### Given task
Copy, in full, each line of the material that holds the word "name".

══ Exercise input ══

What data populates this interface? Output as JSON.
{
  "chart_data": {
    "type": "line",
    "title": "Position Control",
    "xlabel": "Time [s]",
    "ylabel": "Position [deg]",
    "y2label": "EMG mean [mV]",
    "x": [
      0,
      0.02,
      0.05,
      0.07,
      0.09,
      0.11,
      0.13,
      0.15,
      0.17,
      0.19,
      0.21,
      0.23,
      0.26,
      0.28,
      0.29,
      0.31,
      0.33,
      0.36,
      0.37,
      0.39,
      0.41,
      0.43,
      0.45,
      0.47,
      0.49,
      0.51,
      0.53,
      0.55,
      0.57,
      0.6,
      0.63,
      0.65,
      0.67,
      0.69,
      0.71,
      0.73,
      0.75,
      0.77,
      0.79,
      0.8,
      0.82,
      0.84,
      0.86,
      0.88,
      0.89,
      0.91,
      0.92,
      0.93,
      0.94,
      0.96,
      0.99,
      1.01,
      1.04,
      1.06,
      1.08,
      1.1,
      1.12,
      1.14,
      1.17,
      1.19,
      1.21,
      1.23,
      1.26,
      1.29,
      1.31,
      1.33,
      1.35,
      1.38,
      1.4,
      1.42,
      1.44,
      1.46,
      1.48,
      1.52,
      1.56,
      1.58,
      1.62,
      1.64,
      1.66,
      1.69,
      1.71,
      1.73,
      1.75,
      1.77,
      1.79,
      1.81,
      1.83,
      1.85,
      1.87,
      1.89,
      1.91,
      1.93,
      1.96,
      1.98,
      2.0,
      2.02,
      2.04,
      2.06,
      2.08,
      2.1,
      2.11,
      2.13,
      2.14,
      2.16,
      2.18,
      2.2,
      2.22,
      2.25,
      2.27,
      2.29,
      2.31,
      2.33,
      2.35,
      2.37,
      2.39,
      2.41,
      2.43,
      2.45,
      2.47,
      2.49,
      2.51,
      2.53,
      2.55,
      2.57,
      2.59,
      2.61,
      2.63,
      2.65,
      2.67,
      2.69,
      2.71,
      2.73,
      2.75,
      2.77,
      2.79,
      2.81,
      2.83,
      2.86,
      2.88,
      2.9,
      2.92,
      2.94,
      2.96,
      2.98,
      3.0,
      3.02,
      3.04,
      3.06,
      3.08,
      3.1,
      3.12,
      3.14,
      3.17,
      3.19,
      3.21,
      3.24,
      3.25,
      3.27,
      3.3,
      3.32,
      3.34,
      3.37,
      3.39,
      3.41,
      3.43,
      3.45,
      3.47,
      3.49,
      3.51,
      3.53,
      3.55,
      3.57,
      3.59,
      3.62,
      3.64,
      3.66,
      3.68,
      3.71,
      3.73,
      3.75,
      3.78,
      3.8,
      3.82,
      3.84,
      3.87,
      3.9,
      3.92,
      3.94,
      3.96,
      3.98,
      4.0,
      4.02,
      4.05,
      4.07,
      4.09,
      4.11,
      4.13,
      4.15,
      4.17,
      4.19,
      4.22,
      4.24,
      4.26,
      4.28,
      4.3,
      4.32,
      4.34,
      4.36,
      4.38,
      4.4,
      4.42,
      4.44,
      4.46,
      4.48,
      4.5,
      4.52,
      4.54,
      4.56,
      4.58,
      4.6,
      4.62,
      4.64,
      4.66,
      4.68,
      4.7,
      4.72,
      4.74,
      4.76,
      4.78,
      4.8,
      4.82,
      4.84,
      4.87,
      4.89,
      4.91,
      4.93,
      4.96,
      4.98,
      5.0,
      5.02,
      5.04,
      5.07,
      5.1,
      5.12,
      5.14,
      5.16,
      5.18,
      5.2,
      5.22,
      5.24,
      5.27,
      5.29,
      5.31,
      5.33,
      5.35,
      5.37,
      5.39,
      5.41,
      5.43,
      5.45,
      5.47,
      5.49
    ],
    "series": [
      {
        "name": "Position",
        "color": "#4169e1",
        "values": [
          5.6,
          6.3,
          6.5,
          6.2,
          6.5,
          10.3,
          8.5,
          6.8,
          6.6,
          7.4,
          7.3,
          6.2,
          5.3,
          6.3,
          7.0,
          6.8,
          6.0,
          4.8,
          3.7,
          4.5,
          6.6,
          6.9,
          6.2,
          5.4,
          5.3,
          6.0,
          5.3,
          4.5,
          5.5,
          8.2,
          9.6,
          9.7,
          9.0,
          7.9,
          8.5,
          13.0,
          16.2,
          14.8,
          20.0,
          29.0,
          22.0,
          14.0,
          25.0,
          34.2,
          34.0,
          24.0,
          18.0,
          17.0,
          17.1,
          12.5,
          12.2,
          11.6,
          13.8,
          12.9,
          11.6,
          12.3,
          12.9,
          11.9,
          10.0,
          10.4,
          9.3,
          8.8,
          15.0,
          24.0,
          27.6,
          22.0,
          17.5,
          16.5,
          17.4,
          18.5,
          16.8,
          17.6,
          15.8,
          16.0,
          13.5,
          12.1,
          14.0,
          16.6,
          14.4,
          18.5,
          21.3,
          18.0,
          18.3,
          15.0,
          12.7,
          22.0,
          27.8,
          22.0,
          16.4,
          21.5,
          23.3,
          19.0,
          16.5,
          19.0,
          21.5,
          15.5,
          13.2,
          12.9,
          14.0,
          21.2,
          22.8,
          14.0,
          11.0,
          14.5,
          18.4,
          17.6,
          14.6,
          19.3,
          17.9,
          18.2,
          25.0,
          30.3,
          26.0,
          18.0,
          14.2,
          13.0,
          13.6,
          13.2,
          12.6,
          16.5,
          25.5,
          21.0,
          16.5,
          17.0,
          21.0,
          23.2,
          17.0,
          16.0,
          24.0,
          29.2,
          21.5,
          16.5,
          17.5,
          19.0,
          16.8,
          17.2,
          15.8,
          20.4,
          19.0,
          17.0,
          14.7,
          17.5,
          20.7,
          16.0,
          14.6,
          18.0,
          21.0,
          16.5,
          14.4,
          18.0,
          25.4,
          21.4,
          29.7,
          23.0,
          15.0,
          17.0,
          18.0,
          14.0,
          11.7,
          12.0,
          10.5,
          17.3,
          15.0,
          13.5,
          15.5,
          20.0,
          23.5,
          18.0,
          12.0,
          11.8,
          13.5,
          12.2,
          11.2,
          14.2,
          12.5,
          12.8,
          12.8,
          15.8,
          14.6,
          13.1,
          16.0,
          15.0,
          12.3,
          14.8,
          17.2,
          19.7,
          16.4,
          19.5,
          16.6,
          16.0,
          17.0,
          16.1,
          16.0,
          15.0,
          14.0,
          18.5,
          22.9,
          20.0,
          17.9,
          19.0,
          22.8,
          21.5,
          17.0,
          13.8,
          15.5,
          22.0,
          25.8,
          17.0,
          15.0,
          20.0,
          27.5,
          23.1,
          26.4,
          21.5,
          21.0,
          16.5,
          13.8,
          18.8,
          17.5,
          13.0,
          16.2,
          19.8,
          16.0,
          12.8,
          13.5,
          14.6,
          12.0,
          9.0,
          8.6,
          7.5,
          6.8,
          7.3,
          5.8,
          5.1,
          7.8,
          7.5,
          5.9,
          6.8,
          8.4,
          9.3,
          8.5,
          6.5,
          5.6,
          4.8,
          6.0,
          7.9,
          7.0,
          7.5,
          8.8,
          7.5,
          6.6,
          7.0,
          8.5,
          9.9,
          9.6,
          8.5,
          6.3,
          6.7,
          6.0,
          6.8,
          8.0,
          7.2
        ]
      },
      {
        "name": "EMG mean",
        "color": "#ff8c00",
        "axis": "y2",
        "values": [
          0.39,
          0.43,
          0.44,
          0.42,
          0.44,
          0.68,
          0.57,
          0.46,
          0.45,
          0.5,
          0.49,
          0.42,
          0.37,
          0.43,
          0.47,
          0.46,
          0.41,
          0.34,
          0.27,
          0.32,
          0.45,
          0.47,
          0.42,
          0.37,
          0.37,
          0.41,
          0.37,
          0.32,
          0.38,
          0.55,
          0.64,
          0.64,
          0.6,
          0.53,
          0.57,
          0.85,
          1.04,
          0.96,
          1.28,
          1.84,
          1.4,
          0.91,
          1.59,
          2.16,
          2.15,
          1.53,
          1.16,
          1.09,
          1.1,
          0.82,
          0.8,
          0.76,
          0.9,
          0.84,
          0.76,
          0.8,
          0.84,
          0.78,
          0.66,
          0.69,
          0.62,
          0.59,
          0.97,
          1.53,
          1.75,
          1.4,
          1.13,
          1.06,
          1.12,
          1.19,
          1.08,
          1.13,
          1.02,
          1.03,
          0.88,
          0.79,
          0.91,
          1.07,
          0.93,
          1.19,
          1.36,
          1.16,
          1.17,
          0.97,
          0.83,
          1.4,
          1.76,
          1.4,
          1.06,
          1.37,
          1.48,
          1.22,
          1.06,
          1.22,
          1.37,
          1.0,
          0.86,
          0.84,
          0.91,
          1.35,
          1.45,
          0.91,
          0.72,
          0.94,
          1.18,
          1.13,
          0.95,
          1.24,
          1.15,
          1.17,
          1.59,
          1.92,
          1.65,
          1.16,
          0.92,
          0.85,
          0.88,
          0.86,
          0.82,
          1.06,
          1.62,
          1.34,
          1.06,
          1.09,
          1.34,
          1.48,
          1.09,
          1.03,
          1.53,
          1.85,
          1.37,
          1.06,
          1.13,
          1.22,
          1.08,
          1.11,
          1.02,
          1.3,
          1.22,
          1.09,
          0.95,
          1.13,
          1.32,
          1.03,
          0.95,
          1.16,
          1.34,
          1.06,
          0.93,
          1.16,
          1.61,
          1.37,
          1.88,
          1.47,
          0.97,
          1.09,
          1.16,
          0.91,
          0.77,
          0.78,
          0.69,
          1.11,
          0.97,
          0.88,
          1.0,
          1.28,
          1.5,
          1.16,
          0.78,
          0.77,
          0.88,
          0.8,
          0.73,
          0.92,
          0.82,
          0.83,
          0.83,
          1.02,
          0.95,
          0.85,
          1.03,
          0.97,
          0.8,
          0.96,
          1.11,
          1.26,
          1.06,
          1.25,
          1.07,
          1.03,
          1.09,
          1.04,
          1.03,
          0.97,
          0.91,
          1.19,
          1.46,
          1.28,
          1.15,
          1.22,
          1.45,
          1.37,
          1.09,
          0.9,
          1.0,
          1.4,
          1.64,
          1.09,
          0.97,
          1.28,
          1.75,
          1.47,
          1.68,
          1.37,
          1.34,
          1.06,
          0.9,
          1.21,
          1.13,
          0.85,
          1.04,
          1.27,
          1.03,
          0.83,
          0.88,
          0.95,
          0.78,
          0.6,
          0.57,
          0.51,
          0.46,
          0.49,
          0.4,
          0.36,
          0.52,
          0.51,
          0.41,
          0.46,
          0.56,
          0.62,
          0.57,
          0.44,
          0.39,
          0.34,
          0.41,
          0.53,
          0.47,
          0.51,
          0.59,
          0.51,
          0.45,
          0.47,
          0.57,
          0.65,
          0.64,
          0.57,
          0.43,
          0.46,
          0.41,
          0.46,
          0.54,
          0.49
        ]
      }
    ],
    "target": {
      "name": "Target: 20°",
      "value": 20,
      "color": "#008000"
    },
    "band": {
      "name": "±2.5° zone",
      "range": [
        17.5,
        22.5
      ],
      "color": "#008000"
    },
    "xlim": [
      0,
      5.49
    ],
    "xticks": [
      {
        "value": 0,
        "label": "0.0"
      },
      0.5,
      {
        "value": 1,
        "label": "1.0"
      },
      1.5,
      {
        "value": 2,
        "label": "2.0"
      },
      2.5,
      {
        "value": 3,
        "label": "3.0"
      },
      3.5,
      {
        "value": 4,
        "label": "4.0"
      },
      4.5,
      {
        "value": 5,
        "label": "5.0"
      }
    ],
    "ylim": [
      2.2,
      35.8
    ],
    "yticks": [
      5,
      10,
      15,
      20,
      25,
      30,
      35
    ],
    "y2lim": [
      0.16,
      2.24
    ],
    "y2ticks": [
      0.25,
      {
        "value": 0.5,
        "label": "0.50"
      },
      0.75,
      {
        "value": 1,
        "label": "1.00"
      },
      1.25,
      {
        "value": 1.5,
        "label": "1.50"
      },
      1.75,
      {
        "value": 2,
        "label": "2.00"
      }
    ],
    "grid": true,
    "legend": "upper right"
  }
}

═══

### Finished task
        "name": "Position",
        "name": "EMG mean",
      "name": "Target: 20°",
      "name": "±2.5° zone",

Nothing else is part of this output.